(Records supplied)
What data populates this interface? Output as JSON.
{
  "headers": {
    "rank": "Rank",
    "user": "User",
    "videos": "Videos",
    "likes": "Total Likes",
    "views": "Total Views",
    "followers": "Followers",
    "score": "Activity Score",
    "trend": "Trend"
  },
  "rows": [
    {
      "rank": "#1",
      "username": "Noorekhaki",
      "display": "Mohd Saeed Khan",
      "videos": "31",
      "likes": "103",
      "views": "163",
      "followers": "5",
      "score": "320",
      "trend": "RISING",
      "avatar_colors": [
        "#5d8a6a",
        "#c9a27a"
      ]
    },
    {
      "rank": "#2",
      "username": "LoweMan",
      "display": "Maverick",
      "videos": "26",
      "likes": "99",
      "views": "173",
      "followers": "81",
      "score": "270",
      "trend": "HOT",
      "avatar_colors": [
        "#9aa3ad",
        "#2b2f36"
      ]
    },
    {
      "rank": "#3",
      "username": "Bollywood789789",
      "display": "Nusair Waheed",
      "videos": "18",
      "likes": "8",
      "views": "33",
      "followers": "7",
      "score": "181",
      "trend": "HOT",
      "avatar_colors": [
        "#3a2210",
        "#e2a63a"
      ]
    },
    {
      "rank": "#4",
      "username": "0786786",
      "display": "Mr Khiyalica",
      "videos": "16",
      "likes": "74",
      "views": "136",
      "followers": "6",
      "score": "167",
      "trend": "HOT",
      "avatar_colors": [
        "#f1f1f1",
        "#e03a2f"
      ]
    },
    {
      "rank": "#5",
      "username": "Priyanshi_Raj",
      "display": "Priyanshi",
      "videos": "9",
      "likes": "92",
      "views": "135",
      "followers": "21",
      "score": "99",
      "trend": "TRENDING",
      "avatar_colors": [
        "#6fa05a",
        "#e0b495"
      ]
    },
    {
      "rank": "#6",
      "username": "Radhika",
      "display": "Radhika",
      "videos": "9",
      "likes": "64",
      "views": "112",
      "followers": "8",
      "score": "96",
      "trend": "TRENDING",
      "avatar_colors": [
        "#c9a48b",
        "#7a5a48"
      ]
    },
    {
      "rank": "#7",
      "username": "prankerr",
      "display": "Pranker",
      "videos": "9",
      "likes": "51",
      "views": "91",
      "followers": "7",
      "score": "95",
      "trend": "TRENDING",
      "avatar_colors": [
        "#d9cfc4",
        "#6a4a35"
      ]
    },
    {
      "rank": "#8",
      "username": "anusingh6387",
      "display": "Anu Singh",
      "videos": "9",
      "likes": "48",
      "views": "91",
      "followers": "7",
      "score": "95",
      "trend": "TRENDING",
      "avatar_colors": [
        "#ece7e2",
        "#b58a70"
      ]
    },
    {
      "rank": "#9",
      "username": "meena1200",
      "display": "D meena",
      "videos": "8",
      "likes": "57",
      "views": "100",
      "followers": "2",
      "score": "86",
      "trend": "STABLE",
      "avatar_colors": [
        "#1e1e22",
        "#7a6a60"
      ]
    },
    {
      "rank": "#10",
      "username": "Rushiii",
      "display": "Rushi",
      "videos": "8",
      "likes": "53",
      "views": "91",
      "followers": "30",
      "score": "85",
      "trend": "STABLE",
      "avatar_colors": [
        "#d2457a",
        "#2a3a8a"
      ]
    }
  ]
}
---
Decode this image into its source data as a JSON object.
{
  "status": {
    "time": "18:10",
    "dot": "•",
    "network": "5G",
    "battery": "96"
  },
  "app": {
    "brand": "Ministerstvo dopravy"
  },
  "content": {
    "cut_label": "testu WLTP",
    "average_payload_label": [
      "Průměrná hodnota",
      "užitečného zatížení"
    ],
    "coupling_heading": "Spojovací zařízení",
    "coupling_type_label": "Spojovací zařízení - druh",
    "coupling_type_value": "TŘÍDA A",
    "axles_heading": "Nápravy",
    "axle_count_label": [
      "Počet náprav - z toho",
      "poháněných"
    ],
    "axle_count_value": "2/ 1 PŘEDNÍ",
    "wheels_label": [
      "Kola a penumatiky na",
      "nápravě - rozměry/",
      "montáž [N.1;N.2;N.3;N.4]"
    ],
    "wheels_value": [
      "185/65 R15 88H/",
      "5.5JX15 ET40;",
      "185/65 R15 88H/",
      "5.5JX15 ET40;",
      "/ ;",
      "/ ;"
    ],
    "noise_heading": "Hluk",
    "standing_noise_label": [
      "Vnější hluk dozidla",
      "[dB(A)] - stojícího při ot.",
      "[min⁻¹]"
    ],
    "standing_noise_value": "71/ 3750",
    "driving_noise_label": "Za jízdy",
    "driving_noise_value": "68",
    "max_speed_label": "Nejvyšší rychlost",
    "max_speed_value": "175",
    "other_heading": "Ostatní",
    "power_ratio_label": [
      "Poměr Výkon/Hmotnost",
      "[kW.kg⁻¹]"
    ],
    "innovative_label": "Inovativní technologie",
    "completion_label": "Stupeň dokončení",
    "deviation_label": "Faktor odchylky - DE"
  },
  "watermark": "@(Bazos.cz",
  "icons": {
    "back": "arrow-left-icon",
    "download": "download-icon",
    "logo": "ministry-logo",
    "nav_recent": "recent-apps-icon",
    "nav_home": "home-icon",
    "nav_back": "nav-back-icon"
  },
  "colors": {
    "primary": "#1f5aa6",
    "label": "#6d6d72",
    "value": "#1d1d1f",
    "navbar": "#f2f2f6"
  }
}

(Stated goal) State how many lines in the records above contain the word "zařízení", giving only the number.

(Task solution) 2